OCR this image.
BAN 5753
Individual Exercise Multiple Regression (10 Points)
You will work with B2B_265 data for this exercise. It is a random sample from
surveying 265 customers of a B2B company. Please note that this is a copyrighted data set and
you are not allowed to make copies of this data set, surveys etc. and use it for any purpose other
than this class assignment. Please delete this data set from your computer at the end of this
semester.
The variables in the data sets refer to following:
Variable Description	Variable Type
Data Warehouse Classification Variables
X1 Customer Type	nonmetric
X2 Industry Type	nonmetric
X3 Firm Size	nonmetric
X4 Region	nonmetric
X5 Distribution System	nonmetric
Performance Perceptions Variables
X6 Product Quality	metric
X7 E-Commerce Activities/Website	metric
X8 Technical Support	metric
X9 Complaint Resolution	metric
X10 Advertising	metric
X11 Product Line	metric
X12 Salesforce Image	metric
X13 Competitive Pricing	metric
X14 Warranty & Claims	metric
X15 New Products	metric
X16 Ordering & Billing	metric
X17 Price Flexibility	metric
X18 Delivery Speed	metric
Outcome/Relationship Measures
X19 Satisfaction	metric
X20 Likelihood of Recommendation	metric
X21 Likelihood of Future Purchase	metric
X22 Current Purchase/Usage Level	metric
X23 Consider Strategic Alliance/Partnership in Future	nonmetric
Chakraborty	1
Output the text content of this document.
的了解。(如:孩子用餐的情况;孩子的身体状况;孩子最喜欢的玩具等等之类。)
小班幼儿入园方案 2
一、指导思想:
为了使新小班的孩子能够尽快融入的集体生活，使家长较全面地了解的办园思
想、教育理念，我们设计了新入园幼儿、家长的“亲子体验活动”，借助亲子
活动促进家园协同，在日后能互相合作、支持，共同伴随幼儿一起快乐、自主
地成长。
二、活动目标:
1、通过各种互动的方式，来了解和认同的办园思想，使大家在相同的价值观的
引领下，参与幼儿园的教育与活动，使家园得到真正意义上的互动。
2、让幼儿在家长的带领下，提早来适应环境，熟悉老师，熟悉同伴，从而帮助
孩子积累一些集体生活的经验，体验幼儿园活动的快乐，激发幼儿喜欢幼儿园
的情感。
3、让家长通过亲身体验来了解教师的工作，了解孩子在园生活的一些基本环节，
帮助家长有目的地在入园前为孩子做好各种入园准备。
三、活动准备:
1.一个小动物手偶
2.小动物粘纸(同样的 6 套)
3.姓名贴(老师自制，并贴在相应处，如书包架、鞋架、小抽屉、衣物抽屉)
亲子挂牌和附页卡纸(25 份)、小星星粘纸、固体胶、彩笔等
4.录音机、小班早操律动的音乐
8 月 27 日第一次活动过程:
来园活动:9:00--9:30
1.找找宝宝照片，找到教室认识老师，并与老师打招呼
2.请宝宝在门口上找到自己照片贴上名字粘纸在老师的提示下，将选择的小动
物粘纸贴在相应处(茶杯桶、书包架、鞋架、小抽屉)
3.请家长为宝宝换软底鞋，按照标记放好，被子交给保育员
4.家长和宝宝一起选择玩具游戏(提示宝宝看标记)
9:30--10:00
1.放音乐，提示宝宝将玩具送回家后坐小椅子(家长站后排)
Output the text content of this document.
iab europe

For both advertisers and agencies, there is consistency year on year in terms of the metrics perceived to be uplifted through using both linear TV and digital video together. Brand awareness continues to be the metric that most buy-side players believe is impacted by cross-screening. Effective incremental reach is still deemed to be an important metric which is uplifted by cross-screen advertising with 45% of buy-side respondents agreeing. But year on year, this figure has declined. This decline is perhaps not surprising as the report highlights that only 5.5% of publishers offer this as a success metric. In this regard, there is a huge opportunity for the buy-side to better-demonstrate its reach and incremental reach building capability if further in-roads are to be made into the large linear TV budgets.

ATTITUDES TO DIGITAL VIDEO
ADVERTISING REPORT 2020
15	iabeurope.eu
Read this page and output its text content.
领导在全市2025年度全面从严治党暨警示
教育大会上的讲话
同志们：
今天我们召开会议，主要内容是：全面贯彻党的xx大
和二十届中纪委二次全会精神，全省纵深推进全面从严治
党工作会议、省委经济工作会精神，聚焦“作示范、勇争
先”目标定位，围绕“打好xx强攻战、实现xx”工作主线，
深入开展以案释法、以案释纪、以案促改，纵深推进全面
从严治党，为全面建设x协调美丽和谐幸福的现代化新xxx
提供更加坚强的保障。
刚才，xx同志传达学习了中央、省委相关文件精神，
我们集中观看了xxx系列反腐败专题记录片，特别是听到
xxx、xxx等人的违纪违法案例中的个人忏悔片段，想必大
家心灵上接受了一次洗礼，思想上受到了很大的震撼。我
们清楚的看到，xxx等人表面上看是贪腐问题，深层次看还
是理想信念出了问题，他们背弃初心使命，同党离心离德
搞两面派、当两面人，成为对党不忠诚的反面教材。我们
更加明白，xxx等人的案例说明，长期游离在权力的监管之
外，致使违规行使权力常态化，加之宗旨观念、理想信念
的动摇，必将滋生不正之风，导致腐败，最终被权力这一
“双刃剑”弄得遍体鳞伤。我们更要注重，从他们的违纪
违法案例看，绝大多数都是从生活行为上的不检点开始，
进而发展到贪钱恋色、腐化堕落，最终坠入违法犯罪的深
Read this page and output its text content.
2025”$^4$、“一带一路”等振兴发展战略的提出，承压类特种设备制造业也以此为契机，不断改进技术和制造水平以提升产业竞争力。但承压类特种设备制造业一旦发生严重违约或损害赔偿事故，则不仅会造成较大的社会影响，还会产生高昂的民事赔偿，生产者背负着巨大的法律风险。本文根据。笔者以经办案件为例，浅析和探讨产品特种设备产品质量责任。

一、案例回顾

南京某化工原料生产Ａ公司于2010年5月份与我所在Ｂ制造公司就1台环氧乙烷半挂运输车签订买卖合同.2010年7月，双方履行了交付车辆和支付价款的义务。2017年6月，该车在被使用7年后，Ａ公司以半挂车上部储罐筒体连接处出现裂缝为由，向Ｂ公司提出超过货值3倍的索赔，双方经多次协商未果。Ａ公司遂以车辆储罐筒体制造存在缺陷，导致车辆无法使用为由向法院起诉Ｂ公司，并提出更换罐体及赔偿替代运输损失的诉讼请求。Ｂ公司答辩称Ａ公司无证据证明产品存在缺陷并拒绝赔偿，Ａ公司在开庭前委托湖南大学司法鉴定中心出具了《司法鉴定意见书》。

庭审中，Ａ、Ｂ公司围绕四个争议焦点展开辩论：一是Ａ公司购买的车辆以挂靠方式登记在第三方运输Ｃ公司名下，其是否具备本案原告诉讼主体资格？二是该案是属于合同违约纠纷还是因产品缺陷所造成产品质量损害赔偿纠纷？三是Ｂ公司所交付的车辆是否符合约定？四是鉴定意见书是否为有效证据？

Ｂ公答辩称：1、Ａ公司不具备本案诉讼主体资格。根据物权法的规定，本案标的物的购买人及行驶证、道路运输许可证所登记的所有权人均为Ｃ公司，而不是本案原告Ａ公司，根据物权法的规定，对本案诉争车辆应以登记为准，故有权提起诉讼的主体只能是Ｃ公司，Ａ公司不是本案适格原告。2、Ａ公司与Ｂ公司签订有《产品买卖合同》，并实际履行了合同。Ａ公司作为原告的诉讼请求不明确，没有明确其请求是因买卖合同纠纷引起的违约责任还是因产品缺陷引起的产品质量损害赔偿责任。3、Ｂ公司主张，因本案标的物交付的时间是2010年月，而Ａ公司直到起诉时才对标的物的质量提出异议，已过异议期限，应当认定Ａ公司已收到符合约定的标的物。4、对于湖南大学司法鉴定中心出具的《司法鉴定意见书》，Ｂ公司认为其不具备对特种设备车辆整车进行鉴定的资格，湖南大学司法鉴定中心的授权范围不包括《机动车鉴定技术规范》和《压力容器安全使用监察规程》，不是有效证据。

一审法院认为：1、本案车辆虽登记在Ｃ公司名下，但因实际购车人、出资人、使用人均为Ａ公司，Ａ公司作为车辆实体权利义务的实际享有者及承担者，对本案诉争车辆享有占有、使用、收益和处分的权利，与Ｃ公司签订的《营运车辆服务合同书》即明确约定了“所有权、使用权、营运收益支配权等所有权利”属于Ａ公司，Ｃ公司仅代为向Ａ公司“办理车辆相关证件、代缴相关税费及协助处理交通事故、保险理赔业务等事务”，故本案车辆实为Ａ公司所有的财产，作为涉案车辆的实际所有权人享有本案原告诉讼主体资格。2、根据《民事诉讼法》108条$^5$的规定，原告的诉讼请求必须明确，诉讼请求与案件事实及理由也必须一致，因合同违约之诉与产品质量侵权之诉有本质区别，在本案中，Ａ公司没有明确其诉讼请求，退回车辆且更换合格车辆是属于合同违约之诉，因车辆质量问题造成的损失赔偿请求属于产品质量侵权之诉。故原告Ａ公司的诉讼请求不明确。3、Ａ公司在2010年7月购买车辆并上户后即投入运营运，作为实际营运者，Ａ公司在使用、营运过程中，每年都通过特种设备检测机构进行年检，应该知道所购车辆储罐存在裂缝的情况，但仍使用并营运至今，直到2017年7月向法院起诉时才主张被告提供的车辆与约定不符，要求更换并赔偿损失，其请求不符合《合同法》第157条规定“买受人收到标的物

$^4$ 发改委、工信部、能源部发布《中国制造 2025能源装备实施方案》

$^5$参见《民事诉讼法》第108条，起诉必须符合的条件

• _WHAT YOU NEED TO DO_
Identify and list each line with the word "Likelihood".

• _RIGHT ANSWER_
X20 Likelihood of Recommendation	metric
X21 Likelihood of Future Purchase	metric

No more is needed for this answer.